> YOUR OBJECTIVE
Return each line of the data below that contains the string "Details", matching uppercase and lowercase exactly.

※ ※ ※

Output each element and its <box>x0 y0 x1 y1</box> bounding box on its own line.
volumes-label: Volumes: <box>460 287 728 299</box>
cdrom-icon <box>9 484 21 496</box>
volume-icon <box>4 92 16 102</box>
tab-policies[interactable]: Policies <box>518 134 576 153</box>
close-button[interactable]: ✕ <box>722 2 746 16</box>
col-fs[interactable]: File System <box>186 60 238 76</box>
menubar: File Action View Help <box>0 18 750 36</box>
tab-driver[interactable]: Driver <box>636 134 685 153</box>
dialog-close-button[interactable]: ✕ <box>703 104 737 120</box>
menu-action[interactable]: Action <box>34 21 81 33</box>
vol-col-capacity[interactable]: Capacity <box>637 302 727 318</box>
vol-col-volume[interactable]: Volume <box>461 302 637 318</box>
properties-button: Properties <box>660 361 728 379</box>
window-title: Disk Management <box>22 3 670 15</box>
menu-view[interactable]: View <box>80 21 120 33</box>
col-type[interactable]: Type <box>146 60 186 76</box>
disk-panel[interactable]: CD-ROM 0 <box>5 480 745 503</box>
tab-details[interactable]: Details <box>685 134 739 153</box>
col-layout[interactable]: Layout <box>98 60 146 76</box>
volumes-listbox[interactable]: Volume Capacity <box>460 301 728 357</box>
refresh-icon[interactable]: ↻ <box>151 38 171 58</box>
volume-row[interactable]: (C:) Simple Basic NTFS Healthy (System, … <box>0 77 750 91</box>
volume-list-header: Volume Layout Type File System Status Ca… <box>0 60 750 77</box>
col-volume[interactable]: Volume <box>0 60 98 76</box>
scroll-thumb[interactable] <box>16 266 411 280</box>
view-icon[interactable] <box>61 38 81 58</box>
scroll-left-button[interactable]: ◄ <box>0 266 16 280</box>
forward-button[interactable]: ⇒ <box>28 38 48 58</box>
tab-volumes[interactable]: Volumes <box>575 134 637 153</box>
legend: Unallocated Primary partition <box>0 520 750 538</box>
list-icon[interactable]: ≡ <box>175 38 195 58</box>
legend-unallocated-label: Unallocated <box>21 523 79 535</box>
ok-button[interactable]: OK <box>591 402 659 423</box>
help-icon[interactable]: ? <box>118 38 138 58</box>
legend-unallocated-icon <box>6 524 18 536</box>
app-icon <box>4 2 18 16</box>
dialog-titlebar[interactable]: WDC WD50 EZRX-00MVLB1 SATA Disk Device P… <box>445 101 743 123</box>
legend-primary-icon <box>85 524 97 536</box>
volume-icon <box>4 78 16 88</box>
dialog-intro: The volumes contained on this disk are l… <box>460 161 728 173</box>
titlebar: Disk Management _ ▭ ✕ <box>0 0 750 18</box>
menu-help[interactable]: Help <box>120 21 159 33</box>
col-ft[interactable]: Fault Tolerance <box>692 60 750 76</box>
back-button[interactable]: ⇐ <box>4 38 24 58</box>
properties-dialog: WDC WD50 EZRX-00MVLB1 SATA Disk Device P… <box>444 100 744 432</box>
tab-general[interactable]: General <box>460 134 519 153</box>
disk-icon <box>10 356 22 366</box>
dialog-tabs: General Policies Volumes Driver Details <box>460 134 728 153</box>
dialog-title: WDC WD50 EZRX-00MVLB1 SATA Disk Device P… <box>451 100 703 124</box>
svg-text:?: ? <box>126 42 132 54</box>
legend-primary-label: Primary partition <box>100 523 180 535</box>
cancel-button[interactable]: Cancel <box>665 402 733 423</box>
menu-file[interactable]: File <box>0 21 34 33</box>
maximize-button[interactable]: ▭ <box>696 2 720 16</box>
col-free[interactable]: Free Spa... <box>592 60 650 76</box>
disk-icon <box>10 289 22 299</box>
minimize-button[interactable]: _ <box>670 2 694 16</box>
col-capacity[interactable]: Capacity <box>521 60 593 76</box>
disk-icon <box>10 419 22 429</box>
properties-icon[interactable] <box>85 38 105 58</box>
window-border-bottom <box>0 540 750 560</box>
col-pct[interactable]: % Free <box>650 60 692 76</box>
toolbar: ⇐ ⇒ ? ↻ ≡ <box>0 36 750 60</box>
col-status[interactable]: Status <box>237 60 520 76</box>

※ ※ ※

> SOLUTION TO THIS EXERCISE
tab-details[interactable]: Details <box>685 134 739 153</box>
dialog-tabs: General Policies Volumes Driver Details <box>460 134 728 153</box>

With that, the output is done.